GIVEN INSTRUCTION: Transcribe the items below verbatim, from the first line of the items up to and including the line that contains "bar xyxy=(2128,729,2133,737)".

RECORDS PROVIDED:
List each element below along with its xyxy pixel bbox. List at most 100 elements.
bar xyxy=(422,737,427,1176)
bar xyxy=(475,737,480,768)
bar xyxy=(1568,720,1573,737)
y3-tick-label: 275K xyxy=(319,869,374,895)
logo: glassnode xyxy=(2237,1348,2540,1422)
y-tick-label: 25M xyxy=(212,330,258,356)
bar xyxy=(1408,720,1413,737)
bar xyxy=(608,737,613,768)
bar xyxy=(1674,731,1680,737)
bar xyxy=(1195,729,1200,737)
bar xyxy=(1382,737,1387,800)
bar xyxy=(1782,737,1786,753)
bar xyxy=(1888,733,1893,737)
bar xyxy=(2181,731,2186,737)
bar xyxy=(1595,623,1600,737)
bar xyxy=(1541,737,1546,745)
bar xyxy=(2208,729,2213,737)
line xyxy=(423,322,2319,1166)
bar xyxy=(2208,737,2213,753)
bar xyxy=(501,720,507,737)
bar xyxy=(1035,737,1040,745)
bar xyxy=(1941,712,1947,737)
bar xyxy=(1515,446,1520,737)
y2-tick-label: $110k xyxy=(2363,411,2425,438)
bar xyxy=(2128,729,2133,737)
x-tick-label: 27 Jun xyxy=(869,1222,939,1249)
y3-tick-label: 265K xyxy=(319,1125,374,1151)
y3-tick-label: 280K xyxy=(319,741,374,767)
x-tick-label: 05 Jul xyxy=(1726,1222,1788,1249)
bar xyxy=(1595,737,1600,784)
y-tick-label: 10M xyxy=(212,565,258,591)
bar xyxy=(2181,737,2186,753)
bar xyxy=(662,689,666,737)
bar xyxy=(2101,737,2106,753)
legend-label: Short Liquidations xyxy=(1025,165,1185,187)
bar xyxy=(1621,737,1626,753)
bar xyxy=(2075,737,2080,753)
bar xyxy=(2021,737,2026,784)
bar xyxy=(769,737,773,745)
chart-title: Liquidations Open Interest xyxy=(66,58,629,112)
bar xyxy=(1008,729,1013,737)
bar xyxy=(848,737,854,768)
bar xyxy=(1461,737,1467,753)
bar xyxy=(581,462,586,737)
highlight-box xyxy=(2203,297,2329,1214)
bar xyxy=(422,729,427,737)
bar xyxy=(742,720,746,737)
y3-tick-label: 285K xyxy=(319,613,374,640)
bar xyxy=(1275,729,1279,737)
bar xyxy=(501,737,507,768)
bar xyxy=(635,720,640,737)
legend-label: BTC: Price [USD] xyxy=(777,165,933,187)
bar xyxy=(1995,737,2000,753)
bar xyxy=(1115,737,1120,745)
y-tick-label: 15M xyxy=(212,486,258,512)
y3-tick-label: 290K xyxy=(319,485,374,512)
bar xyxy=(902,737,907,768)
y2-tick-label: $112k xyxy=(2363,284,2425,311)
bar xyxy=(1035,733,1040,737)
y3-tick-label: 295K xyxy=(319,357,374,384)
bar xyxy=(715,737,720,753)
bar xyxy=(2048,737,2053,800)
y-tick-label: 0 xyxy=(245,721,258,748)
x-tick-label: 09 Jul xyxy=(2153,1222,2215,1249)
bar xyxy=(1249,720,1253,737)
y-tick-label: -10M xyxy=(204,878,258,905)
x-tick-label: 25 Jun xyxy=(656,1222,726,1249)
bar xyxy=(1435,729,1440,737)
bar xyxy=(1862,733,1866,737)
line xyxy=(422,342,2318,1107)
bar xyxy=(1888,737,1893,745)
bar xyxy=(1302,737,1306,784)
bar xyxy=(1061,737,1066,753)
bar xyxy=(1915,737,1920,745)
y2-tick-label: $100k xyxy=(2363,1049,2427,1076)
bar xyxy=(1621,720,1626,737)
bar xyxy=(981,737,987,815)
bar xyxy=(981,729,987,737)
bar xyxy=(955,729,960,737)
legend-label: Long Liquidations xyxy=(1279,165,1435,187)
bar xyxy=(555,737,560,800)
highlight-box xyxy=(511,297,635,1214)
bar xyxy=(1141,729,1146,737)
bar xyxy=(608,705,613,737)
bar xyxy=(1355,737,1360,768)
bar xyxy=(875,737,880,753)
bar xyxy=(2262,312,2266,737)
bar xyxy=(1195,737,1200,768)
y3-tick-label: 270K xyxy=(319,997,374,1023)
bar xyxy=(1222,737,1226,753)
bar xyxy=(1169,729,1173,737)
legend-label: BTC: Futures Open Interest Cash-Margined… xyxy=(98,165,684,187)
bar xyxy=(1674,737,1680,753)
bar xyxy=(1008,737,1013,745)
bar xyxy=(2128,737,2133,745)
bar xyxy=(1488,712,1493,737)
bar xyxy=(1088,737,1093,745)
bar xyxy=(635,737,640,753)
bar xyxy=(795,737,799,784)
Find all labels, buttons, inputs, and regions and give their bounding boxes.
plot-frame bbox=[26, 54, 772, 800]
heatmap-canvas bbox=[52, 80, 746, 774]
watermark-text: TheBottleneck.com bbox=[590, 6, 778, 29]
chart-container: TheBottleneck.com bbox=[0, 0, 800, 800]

FULL ANSWER:
List each element below along with its xyxy pixel bbox. List at most 100 elements.
bar xyxy=(422,737,427,1176)
bar xyxy=(475,737,480,768)
bar xyxy=(1568,720,1573,737)
y3-tick-label: 275K xyxy=(319,869,374,895)
logo: glassnode xyxy=(2237,1348,2540,1422)
y-tick-label: 25M xyxy=(212,330,258,356)
bar xyxy=(1408,720,1413,737)
bar xyxy=(608,737,613,768)
bar xyxy=(1674,731,1680,737)
bar xyxy=(1195,729,1200,737)
bar xyxy=(1382,737,1387,800)
bar xyxy=(1782,737,1786,753)
bar xyxy=(1888,733,1893,737)
bar xyxy=(2181,731,2186,737)
bar xyxy=(1595,623,1600,737)
bar xyxy=(1541,737,1546,745)
bar xyxy=(2208,729,2213,737)
line xyxy=(423,322,2319,1166)
bar xyxy=(2208,737,2213,753)
bar xyxy=(501,720,507,737)
bar xyxy=(1035,737,1040,745)
bar xyxy=(1941,712,1947,737)
bar xyxy=(1515,446,1520,737)
y2-tick-label: $110k xyxy=(2363,411,2425,438)
bar xyxy=(2128,729,2133,737)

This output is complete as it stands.